Aufgabenstellung:
Schreibe den Bericht über den Prozess gegen Frank W. im Anschluss an seinen letzten Satz weiter.

Neustadt. Andere Menschen, vor allem Frauen, hinters Licht zu führen und salbungsvolle Geschichten über sich selbst zu erfinden – darin war Frank W. ganz groß. Mal erzählte er seinen Opfern, die er über Single-Portale im Internet kennenlernte, er habe als Soldat Massengräber in Srebrenica bewacht, mal gab er die (Schauer-)Mär von seiner Frau und seinem Kind zum Besten, die angeblich bei einem Autounfall ihr Leben lassen mussten.

Eine ähnliche Lügengeschichte tischte Frank W., der sich seit Mitte Juli wegen Vergewaltigung einer 58-Jährigen in Alsterdorf vor dem Landgericht verantworten muss, offenbar auch seiner Ex-Partnerin Birgit P. auf. Sie wurde am Donnerstag als Zeugin vernommen. „Er erzählte mir, dass er sieben Jahre in einem Kloster gelebt hat, bevor er dort rausgemobbt wurde“, sagt Birgit P.

Bereitgestellte Auflistung:
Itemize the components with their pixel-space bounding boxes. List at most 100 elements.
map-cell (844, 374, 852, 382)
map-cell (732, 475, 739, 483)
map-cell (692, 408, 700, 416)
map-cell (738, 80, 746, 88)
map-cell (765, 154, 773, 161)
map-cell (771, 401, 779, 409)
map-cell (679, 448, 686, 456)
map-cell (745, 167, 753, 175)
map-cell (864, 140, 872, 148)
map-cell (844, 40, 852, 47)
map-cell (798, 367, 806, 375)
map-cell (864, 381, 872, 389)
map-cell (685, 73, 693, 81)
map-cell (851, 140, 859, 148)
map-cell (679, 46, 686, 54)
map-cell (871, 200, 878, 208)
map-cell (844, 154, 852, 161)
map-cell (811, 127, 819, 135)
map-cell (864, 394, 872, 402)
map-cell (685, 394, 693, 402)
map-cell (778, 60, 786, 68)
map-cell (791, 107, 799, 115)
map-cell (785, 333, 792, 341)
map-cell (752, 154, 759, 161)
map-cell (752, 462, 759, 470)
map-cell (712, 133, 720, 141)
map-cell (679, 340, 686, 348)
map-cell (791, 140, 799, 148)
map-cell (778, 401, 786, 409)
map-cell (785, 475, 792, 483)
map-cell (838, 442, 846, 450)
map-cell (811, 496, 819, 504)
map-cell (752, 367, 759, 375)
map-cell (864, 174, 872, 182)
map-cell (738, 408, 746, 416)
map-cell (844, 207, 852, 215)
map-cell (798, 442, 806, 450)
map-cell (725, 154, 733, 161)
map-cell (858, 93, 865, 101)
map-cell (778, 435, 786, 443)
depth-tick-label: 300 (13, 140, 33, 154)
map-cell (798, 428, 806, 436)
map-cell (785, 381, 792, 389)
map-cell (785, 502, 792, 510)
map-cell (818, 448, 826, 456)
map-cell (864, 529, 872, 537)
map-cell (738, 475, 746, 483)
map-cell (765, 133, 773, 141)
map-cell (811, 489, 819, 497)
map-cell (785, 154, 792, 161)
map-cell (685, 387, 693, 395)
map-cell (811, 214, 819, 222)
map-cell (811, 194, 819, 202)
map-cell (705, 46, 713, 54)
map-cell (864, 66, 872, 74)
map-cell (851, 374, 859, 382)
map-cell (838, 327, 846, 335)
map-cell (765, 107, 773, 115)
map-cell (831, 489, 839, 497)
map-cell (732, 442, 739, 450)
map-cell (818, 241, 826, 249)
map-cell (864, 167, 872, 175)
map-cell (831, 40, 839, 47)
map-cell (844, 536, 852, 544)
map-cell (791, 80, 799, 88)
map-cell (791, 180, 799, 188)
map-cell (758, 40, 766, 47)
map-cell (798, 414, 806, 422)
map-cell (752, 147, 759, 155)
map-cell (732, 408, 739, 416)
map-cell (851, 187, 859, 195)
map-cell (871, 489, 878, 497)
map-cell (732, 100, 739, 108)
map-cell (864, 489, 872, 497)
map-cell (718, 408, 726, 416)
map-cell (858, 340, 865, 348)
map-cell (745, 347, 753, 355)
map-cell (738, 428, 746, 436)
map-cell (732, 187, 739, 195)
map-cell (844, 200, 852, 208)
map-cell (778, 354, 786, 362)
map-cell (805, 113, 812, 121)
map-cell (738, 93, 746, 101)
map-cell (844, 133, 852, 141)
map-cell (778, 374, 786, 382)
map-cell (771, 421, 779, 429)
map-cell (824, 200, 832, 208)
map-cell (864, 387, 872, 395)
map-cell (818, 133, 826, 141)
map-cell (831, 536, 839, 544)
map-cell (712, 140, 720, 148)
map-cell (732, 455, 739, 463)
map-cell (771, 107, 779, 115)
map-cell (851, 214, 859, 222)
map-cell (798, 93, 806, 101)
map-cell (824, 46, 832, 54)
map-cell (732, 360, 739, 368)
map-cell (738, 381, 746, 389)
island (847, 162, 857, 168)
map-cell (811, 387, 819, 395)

...

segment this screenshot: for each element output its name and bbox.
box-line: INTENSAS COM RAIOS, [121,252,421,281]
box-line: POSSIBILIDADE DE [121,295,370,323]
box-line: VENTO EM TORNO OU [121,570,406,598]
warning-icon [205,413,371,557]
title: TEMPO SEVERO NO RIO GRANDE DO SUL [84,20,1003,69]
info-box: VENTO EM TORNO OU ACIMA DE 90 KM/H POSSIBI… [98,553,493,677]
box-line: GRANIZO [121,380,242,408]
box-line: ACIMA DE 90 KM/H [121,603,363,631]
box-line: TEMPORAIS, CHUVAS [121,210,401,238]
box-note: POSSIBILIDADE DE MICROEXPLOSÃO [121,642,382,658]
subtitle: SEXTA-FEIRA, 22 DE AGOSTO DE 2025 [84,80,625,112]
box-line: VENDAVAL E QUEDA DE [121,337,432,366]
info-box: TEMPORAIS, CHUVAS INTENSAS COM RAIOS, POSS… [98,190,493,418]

Ausgabe:
Tatsächlich hat Frank W. einen großen Teil seines Lebens hinter Gittern verbracht. Seit Mitte Juli steht er vor dem Landgericht, weil er am 15. September 2012 eine 58-jährige Frau aus Alsterdorf vergewaltigt und ausgeraubt hat. Die Taten hat der 46-Jährige bereits zum Prozessauftakt gestanden: „Ich war selbst über mich erschüttert.“

Frank W., der einst die Obdachlosenzeitung „Hinz&Kunzt“ in Winterhude verkaufte, hatte Birgit P. nach dem üblichen Muster im Juli 2012 kennengelernt: Er schrieb sie auf einer Single-Plattform an. „Er war intelligent, humorvoll und sensibel“, sagt Birgit P. Das habe seine Zuschrift von vielen anderen unterschieden. Mit ihm habe sie dann eine „positive und harmonische Beziehung“ geführt.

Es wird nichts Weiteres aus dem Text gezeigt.